'''

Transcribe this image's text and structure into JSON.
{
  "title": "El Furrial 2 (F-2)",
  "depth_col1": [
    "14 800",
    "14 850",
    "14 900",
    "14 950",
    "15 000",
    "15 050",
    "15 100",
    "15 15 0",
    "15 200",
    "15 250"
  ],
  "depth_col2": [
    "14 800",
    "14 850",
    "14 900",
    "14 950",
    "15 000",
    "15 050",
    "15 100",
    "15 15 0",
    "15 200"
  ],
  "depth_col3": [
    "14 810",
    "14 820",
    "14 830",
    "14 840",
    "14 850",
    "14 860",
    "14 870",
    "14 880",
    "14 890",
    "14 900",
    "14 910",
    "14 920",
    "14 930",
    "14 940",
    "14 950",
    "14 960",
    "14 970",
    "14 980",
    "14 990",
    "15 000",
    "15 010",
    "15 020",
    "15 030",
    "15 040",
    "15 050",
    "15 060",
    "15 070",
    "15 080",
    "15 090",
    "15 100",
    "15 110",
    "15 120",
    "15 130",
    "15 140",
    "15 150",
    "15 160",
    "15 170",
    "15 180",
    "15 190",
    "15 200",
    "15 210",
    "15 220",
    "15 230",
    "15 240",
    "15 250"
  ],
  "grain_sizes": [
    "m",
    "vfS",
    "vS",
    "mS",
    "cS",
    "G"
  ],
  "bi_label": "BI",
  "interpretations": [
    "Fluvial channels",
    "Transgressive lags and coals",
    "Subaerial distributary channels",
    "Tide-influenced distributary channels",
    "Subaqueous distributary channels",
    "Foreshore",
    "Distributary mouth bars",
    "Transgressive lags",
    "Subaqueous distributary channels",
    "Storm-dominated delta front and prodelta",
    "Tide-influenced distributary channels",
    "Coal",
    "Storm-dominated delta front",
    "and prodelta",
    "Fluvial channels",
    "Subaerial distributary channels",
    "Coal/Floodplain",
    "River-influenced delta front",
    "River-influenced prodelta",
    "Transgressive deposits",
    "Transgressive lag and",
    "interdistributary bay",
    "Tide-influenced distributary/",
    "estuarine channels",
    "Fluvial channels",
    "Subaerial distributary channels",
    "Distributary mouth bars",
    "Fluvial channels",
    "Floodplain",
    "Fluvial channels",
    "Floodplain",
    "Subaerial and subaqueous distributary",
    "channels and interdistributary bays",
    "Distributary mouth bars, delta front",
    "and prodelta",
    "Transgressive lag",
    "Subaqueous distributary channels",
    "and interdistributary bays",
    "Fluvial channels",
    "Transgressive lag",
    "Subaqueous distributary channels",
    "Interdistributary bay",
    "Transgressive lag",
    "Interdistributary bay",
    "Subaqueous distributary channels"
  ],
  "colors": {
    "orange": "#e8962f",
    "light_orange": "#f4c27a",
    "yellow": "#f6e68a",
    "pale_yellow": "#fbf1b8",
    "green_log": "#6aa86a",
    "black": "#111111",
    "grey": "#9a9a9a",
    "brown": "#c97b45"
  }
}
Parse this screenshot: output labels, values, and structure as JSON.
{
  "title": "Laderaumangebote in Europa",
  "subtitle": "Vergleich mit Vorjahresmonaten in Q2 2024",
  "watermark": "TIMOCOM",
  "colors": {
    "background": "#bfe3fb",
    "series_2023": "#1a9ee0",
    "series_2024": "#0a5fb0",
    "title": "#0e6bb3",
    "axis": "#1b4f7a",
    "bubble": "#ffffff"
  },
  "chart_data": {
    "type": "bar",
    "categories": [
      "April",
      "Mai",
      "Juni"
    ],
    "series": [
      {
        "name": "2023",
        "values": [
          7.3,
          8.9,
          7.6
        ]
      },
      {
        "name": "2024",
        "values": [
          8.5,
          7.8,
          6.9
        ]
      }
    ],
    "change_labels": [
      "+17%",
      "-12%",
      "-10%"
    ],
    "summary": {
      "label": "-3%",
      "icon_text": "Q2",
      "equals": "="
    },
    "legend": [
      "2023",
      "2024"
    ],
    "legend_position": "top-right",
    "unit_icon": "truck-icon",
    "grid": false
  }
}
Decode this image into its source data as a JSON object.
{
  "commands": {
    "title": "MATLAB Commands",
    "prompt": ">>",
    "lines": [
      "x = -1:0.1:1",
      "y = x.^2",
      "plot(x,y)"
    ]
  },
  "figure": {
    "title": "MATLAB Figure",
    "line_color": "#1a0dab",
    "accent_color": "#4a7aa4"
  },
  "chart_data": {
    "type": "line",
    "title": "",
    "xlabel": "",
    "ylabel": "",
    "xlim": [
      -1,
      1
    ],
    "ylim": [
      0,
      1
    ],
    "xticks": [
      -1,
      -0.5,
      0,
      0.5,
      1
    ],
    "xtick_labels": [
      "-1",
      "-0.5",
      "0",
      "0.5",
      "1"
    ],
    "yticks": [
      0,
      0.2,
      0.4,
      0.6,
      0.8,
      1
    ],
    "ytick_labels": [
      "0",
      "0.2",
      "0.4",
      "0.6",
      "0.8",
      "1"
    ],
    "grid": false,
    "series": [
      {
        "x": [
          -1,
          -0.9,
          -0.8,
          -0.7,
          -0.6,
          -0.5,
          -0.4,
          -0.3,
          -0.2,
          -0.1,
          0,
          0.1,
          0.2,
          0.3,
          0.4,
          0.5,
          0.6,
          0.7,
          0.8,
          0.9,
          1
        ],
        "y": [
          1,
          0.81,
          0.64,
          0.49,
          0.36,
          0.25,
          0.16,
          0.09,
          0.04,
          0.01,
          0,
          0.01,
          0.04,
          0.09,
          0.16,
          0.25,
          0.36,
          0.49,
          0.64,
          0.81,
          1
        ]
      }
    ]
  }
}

'''

> _Exercise details_
Using the listing above, please repeat every entry exactly.

> _Task answer_
Transcribe this image's text and structure into JSON.
{
  "title": "El Furrial 2 (F-2)",
  "depth_col1": [
    "14 800",
    "14 850",
    "14 900",
    "14 950",
    "15 000",
    "15 050",
    "15 100",
    "15 15 0",
    "15 200",
    "15 250"
  ],
  "depth_col2": [
    "14 800",
    "14 850",
    "14 900",
    "14 950",
    "15 000",
    "15 050",
    "15 100",
    "15 15 0",
    "15 200"
  ],
  "depth_col3": [
    "14 810",
    "14 820",
    "14 830",
    "14 840",
    "14 850",
    "14 860",
    "14 870",
    "14 880",
    "14 890",
    "14 900",
    "14 910",
    "14 920",
    "14 930",
    "14 940",
    "14 950",
    "14 960",
    "14 970",
    "14 980",
    "14 990",
    "15 000",
    "15 010",
    "15 020",
    "15 030",
    "15 040",
    "15 050",
    "15 060",
    "15 070",
    "15 080",
    "15 090",
    "15 100",
    "15 110",
    "15 120",
    "15 130",
    "15 140",
    "15 150",
    "15 160",
    "15 170",
    "15 180",
    "15 190",
    "15 200",
    "15 210",
    "15 220",
    "15 230",
    "15 240",
    "15 250"
  ],
  "grain_sizes": [
    "m",
    "vfS",
    "vS",
    "mS",
    "cS",
    "G"
  ],
  "bi_label": "BI",
  "interpretations": [
    "Fluvial channels",
    "Transgressive lags and coals",
    "Subaerial distributary channels",
    "Tide-influenced distributary channels",
    "Subaqueous distributary channels",
    "Foreshore",
    "Distributary mouth bars",
    "Transgressive lags",
    "Subaqueous distributary channels",
    "Storm-dominated delta front and prodelta",
    "Tide-influenced distributary channels",
    "Coal",
    "Storm-dominated delta front",
    "and prodelta",
    "Fluvial channels",
    "Subaerial distributary channels",
    "Coal/Floodplain",
    "River-influenced delta front",
    "River-influenced prodelta",
    "Transgressive deposits",
    "Transgressive lag and",
    "interdistributary bay",
    "Tide-influenced distributary/",
    "estuarine channels",
    "Fluvial channels",
    "Subaerial distributary channels",
    "Distributary mouth bars",
    "Fluvial channels",
    "Floodplain",
    "Fluvial channels",
    "Floodplain",
    "Subaerial and subaqueous distributary",
    "channels and interdistributary bays",
    "Distributary mouth bars, delta front",
    "and prodelta",
    "Transgressive lag",
    "Subaqueous distributary channels",
    "and interdistributary bays",
    "Fluvial channels",
    "Transgressive lag",
    "Subaqueous distributary channels",
    "Interdistributary bay",
    "Transgressive lag",
    "Interdistributary bay",
    "Subaqueous distributary channels"
  ],
  "colors": {
    "orange": "#e8962f",
    "light_orange": "#f4c27a",
    "yellow": "#f6e68a",
    "pale_yellow": "#fbf1b8",
    "green_log": "#6aa86a",
    "black": "#111111",
    "grey": "#9a9a9a",
    "brown": "#c97b45"
  }
}
Parse this screenshot: output labels, values, and structure as JSON.
{
  "title": "Laderaumangebote in Europa",
  "subtitle": "Vergleich mit Vorjahresmonaten in Q2 2024",
  "watermark": "TIMOCOM",
  "colors": {
    "background": "#bfe3fb",
    "series_2023": "#1a9ee0",
    "series_2024": "#0a5fb0",
    "title": "#0e6bb3",
    "axis": "#1b4f7a",
    "bubble": "#ffffff"
  },
  "chart_data": {
    "type": "bar",
    "categories": [
      "April",
      "Mai",
      "Juni"
    ],
    "series": [
      {
        "name": "2023",
        "values": [
          7.3,
          8.9,
          7.6
        ]
      },
      {
        "name": "2024",
        "values": [
          8.5,
          7.8,
          6.9
        ]
      }
    ],
    "change_labels": [
      "+17%",
      "-12%",
      "-10%"
    ],
    "summary": {
      "label": "-3%",
      "icon_text": "Q2",
      "equals": "="
    },
    "legend": [
      "2023",
      "2024"
    ],
    "legend_position": "top-right",
    "unit_icon": "truck-icon",
    "grid": false
  }
}
Decode this image into its source data as a JSON object.
{
  "commands": {
    "title": "MATLAB Commands",
    "prompt": ">>",
    "lines": [
      "x = -1:0.1:1",
      "y = x.^2",
      "plot(x,y)"
    ]
  },
  "figure": {
    "title": "MATLAB Figure",
    "line_color": "#1a0dab",
    "accent_color": "#4a7aa4"
  },
  "chart_data": {
    "type": "line",
    "title": "",
    "xlabel": "",
    "ylabel": "",
    "xlim": [
      -1,
      1
    ],
    "ylim": [
      0,
      1
    ],
    "xticks": [
      -1,
      -0.5,
      0,
      0.5,
      1
    ],
    "xtick_labels": [
      "-1",
      "-0.5",
      "0",
      "0.5",
      "1"
    ],
    "yticks": [
      0,
      0.2,
      0.4,
      0.6,
      0.8,
      1
    ],
    "ytick_labels": [
      "0",
      "0.2",
      "0.4",
      "0.6",
      "0.8",
      "1"
    ],
    "grid": false,
    "series": [
      {
        "x": [
          -1,
          -0.9,
          -0.8,
          -0.7,
          -0.6,
          -0.5,
          -0.4,
          -0.3,
          -0.2,
          -0.1,
          0,
          0.1,
          0.2,
          0.3,
          0.4,
          0.5,
          0.6,
          0.7,
          0.8,
          0.9,
          1
        ],
        "y": [
          1,
          0.81,
          0.64,
          0.49,
          0.36,
          0.25,
          0.16,
          0.09,
          0.04,
          0.01,
          0,
          0.01,
          0.04,
          0.09,
          0.16,
          0.25,
          0.36,
          0.49,
          0.64,
          0.81,
          1
        ]
      }
    ]
  }
}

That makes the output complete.